> _Problem requirements_: Print the listing below in its entirety, character for character.

## Begin Input

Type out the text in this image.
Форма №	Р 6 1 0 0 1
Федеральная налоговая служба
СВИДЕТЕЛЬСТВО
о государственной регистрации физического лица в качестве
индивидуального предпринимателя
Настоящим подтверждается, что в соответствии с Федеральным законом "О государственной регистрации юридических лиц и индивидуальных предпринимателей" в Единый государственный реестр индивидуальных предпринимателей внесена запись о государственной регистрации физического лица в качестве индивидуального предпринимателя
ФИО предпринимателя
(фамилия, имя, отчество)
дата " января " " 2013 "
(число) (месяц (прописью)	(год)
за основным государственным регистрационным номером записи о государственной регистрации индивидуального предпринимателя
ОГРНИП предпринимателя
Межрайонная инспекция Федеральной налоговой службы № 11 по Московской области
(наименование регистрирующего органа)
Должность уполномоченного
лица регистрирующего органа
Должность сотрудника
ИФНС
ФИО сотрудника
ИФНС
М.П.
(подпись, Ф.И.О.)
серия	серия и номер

## End Input

> _Response_:
Type out the text in this image.
Форма №	Р 6 1 0 0 1
Федеральная налоговая служба
СВИДЕТЕЛЬСТВО
о государственной регистрации физического лица в качестве
индивидуального предпринимателя
Настоящим подтверждается, что в соответствии с Федеральным законом "О государственной регистрации юридических лиц и индивидуальных предпринимателей" в Единый государственный реестр индивидуальных предпринимателей внесена запись о государственной регистрации физического лица в качестве индивидуального предпринимателя
ФИО предпринимателя
(фамилия, имя, отчество)
дата " января " " 2013 "
(число) (месяц (прописью)	(год)
за основным государственным регистрационным номером записи о государственной регистрации индивидуального предпринимателя
ОГРНИП предпринимателя
Межрайонная инспекция Федеральной налоговой службы № 11 по Московской области
(наименование регистрирующего органа)
Должность уполномоченного
лица регистрирующего органа
Должность сотрудника
ИФНС
ФИО сотрудника
ИФНС
М.П.
(подпись, Ф.И.О.)
серия	серия и номер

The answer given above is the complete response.